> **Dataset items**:
....

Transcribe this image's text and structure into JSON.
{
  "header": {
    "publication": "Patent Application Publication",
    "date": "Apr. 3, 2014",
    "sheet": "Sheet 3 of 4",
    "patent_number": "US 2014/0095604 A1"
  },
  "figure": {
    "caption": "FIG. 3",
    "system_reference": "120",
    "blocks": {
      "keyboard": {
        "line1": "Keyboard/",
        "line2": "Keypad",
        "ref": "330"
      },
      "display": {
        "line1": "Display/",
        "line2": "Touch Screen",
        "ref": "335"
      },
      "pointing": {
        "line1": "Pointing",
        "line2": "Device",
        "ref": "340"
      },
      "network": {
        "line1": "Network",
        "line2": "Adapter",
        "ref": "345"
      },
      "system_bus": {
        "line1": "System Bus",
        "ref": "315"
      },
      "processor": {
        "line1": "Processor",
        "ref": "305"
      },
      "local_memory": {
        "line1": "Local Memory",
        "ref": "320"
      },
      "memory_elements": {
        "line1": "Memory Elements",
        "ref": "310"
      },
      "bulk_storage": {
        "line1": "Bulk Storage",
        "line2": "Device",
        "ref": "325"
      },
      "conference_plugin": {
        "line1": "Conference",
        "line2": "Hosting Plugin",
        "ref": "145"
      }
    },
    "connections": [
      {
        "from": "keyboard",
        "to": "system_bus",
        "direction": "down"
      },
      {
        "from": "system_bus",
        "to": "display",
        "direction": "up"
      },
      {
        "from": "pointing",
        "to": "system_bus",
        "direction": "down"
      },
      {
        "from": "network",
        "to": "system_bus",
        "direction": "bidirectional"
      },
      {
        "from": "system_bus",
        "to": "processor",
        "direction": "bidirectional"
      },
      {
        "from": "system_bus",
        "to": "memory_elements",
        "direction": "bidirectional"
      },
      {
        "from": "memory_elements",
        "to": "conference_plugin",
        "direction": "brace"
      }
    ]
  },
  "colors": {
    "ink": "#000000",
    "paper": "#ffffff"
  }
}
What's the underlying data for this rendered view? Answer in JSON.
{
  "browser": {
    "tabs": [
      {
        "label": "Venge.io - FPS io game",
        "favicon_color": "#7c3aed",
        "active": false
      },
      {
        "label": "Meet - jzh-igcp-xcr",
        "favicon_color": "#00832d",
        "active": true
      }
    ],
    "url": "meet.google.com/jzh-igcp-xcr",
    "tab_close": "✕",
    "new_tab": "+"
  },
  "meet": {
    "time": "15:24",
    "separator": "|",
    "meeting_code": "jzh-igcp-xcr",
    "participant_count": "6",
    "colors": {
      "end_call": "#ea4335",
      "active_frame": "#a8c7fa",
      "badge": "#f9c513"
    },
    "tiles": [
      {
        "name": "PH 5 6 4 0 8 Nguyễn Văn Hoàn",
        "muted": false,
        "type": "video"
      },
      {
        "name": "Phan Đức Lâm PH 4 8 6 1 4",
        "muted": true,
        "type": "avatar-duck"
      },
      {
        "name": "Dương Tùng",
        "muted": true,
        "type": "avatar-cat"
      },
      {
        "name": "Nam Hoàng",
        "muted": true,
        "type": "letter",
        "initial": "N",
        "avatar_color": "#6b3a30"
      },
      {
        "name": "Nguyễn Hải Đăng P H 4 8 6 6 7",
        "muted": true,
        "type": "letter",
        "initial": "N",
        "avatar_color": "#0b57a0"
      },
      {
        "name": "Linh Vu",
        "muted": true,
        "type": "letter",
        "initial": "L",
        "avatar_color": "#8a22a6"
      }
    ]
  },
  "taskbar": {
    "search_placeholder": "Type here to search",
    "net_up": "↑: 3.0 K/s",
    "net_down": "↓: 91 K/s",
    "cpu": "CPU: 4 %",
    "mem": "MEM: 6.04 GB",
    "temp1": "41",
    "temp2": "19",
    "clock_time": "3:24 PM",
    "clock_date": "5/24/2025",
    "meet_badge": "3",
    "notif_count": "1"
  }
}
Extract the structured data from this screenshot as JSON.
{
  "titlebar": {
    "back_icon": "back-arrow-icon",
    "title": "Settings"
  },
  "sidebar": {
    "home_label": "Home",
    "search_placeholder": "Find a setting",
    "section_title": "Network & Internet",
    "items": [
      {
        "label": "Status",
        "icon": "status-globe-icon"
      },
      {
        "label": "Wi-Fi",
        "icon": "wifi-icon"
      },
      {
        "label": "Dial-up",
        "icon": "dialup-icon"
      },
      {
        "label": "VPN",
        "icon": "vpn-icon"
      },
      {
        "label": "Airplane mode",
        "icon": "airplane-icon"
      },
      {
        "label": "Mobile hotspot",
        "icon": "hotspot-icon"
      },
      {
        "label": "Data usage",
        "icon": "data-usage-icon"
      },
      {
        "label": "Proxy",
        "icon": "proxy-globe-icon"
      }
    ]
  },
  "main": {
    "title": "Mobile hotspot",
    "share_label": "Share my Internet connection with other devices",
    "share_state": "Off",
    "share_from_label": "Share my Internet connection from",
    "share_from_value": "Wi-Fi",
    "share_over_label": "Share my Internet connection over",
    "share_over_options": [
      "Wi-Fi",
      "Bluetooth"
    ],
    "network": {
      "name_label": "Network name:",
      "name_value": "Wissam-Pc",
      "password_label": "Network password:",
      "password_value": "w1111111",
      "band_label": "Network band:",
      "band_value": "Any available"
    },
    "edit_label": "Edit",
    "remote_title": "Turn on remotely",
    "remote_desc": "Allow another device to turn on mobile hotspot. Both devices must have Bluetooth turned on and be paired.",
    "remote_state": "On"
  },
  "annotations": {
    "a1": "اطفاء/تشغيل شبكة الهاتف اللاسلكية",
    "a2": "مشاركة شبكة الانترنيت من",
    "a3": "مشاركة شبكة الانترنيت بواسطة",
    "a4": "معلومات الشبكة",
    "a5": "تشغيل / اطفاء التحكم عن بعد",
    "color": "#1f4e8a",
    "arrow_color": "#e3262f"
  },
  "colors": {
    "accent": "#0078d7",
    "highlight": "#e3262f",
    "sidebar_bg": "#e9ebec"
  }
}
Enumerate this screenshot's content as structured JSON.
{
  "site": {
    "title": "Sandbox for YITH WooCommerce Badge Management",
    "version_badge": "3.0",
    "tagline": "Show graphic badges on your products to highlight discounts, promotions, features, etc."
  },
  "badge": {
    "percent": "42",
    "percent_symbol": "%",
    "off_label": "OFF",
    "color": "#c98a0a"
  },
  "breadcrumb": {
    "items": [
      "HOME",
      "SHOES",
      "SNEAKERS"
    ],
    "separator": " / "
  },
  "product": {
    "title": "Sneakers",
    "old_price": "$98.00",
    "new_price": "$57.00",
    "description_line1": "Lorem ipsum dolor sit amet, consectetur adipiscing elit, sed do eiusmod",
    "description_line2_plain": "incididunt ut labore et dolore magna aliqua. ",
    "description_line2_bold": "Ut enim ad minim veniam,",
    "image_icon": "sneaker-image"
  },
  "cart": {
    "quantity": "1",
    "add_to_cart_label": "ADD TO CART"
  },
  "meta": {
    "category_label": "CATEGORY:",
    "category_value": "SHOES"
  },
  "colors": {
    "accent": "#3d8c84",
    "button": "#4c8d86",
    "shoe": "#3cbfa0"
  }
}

....

> **STATED TASK**:
Extract every entry above as it appears.

> **COMPLETED TASK**:
Transcribe this image's text and structure into JSON.
{
  "header": {
    "publication": "Patent Application Publication",
    "date": "Apr. 3, 2014",
    "sheet": "Sheet 3 of 4",
    "patent_number": "US 2014/0095604 A1"
  },
  "figure": {
    "caption": "FIG. 3",
    "system_reference": "120",
    "blocks": {
      "keyboard": {
        "line1": "Keyboard/",
        "line2": "Keypad",
        "ref": "330"
      },
      "display": {
        "line1": "Display/",
        "line2": "Touch Screen",
        "ref": "335"
      },
      "pointing": {
        "line1": "Pointing",
        "line2": "Device",
        "ref": "340"
      },
      "network": {
        "line1": "Network",
        "line2": "Adapter",
        "ref": "345"
      },
      "system_bus": {
        "line1": "System Bus",
        "ref": "315"
      },
      "processor": {
        "line1": "Processor",
        "ref": "305"
      },
      "local_memory": {
        "line1": "Local Memory",
        "ref": "320"
      },
      "memory_elements": {
        "line1": "Memory Elements",
        "ref": "310"
      },
      "bulk_storage": {
        "line1": "Bulk Storage",
        "line2": "Device",
        "ref": "325"
      },
      "conference_plugin": {
        "line1": "Conference",
        "line2": "Hosting Plugin",
        "ref": "145"
      }
    },
    "connections": [
      {
        "from": "keyboard",
        "to": "system_bus",
        "direction": "down"
      },
      {
        "from": "system_bus",
        "to": "display",
        "direction": "up"
      },
      {
        "from": "pointing",
        "to": "system_bus",
        "direction": "down"
      },
      {
        "from": "network",
        "to": "system_bus",
        "direction": "bidirectional"
      },
      {
        "from": "system_bus",
        "to": "processor",
        "direction": "bidirectional"
      },
      {
        "from": "system_bus",
        "to": "memory_elements",
        "direction": "bidirectional"
      },
      {
        "from": "memory_elements",
        "to": "conference_plugin",
        "direction": "brace"
      }
    ]
  },
  "colors": {
    "ink": "#000000",
    "paper": "#ffffff"
  }
}
What's the underlying data for this rendered view? Answer in JSON.
{
  "browser": {
    "tabs": [
      {
        "label": "Venge.io - FPS io game",
        "favicon_color": "#7c3aed",
        "active": false
      },
      {
        "label": "Meet - jzh-igcp-xcr",
        "favicon_color": "#00832d",
        "active": true
      }
    ],
    "url": "meet.google.com/jzh-igcp-xcr",
    "tab_close": "✕",
    "new_tab": "+"
  },
  "meet": {
    "time": "15:24",
    "separator": "|",
    "meeting_code": "jzh-igcp-xcr",
    "participant_count": "6",
    "colors": {
      "end_call": "#ea4335",
      "active_frame": "#a8c7fa",
      "badge": "#f9c513"
    },
    "tiles": [
      {
        "name": "PH 5 6 4 0 8 Nguyễn Văn Hoàn",
        "muted": false,
        "type": "video"
      },
      {
        "name": "Phan Đức Lâm PH 4 8 6 1 4",
        "muted": true,
        "type": "avatar-duck"
      },
      {
        "name": "Dương Tùng",
        "muted": true,
        "type": "avatar-cat"
      },
      {
        "name": "Nam Hoàng",
        "muted": true,
        "type": "letter",
        "initial": "N",
        "avatar_color": "#6b3a30"
      },
      {
        "name": "Nguyễn Hải Đăng P H 4 8 6 6 7",
        "muted": true,
        "type": "letter",
        "initial": "N",
        "avatar_color": "#0b57a0"
      },
      {
        "name": "Linh Vu",
        "muted": true,
        "type": "letter",
        "initial": "L",
        "avatar_color": "#8a22a6"
      }
    ]
  },
  "taskbar": {
    "search_placeholder": "Type here to search",
    "net_up": "↑: 3.0 K/s",
    "net_down": "↓: 91 K/s",
    "cpu": "CPU: 4 %",
    "mem": "MEM: 6.04 GB",
    "temp1": "41",
    "temp2": "19",
    "clock_time": "3:24 PM",
    "clock_date": "5/24/2025",
    "meet_badge": "3",
    "notif_count": "1"
  }
}
Extract the structured data from this screenshot as JSON.
{
  "titlebar": {
    "back_icon": "back-arrow-icon",
    "title": "Settings"
  },
  "sidebar": {
    "home_label": "Home",
    "search_placeholder": "Find a setting",
    "section_title": "Network & Internet",
    "items": [
      {
        "label": "Status",
        "icon": "status-globe-icon"
      },
      {
        "label": "Wi-Fi",
        "icon": "wifi-icon"
      },
      {
        "label": "Dial-up",
        "icon": "dialup-icon"
      },
      {
        "label": "VPN",
        "icon": "vpn-icon"
      },
      {
        "label": "Airplane mode",
        "icon": "airplane-icon"
      },
      {
        "label": "Mobile hotspot",
        "icon": "hotspot-icon"
      },
      {
        "label": "Data usage",
        "icon": "data-usage-icon"
      },
      {
        "label": "Proxy",
        "icon": "proxy-globe-icon"
      }
    ]
  },
  "main": {
    "title": "Mobile hotspot",
    "share_label": "Share my Internet connection with other devices",
    "share_state": "Off",
    "share_from_label": "Share my Internet connection from",
    "share_from_value": "Wi-Fi",
    "share_over_label": "Share my Internet connection over",
    "share_over_options": [
      "Wi-Fi",
      "Bluetooth"
    ],
    "network": {
      "name_label": "Network name:",
      "name_value": "Wissam-Pc",
      "password_label": "Network password:",
      "password_value": "w1111111",
      "band_label": "Network band:",
      "band_value": "Any available"
    },
    "edit_label": "Edit",
    "remote_title": "Turn on remotely",
    "remote_desc": "Allow another device to turn on mobile hotspot. Both devices must have Bluetooth turned on and be paired.",
    "remote_state": "On"
  },
  "annotations": {
    "a1": "اطفاء/تشغيل شبكة الهاتف اللاسلكية",
    "a2": "مشاركة شبكة الانترنيت من",
    "a3": "مشاركة شبكة الانترنيت بواسطة",
    "a4": "معلومات الشبكة",
    "a5": "تشغيل / اطفاء التحكم عن بعد",
    "color": "#1f4e8a",
    "arrow_color": "#e3262f"
  },
  "colors": {
    "accent": "#0078d7",
    "highlight": "#e3262f",
    "sidebar_bg": "#e9ebec"
  }
}
Enumerate this screenshot's content as structured JSON.
{
  "site": {
    "title": "Sandbox for YITH WooCommerce Badge Management",
    "version_badge": "3.0",
    "tagline": "Show graphic badges on your products to highlight discounts, promotions, features, etc."
  },
  "badge": {
    "percent": "42",
    "percent_symbol": "%",
    "off_label": "OFF",
    "color": "#c98a0a"
  },
  "breadcrumb": {
    "items": [
      "HOME",
      "SHOES",
      "SNEAKERS"
    ],
    "separator": " / "
  },
  "product": {
    "title": "Sneakers",
    "old_price": "$98.00",
    "new_price": "$57.00",
    "description_line1": "Lorem ipsum dolor sit amet, consectetur adipiscing elit, sed do eiusmod",
    "description_line2_plain": "incididunt ut labore et dolore magna aliqua. ",
    "description_line2_bold": "Ut enim ad minim veniam,",
    "image_icon": "sneaker-image"
  },
  "cart": {
    "quantity": "1",
    "add_to_cart_label": "ADD TO CART"
  },
  "meta": {
    "category_label": "CATEGORY:",
    "category_value": "SHOES"
  },
  "colors": {
    "accent": "#3d8c84",
    "button": "#4c8d86",
    "shoe": "#3cbfa0"
  }
}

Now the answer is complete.